**Exercise task**
Collect all lines from the listing that include the string "group".

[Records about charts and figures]
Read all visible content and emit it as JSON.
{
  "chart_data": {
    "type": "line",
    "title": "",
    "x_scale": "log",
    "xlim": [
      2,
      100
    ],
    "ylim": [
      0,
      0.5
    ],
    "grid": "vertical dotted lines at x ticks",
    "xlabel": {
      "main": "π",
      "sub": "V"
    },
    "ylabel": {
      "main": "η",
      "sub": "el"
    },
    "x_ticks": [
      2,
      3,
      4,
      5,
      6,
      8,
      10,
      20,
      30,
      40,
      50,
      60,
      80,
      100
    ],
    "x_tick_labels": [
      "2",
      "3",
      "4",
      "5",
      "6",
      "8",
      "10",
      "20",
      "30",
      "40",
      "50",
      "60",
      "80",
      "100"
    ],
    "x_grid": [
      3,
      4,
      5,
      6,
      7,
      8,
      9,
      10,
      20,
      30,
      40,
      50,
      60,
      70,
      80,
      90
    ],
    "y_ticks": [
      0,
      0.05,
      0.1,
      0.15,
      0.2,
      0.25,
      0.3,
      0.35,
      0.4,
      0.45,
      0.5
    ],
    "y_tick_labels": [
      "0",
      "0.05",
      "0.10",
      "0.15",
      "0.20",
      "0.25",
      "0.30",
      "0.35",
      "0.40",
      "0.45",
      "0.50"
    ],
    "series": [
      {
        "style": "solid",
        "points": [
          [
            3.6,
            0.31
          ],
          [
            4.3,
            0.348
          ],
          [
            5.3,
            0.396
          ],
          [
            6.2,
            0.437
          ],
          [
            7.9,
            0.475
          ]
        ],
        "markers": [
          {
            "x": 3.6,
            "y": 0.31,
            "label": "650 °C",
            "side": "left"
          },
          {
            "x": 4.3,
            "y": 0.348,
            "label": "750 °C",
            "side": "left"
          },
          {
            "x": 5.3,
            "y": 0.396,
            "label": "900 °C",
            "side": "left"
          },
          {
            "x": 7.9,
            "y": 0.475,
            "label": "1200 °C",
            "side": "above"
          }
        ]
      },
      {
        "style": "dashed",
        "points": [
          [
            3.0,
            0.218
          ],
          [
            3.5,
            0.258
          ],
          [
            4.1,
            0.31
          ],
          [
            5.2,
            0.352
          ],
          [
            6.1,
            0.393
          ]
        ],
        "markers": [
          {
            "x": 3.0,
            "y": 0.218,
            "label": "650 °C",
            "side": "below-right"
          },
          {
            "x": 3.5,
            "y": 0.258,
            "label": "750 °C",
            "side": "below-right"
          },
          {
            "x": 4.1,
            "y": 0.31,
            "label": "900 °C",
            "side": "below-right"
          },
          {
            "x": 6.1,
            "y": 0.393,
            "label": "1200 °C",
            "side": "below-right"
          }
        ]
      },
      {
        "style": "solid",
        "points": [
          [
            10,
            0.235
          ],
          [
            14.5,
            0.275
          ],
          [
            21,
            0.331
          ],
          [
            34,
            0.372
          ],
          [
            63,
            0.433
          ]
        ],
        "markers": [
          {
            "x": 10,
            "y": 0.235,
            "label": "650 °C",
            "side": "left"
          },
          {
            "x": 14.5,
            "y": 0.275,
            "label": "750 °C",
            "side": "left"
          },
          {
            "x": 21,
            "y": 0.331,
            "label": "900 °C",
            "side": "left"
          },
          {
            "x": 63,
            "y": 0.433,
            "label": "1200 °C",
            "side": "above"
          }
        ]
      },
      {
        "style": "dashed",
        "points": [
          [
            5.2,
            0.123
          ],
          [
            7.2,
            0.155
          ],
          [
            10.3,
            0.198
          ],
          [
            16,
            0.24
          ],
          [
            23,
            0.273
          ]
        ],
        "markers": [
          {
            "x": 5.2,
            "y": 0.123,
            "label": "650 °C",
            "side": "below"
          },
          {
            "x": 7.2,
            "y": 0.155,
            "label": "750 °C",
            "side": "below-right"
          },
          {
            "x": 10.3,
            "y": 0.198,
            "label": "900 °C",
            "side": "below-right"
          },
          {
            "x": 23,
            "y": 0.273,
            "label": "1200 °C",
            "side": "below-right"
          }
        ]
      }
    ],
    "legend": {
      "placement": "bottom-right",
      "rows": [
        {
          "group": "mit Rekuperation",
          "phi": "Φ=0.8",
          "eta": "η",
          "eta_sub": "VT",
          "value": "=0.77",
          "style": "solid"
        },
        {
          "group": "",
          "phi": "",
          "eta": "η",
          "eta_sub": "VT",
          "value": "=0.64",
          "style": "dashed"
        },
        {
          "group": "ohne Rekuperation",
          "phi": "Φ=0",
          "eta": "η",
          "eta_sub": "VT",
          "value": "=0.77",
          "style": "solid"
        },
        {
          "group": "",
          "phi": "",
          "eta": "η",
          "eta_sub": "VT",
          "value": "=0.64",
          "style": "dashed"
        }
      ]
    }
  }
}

**Correct response**
          "group": "mit Rekuperation",
          "group": "",
          "group": "ohne Rekuperation",
          "group": "",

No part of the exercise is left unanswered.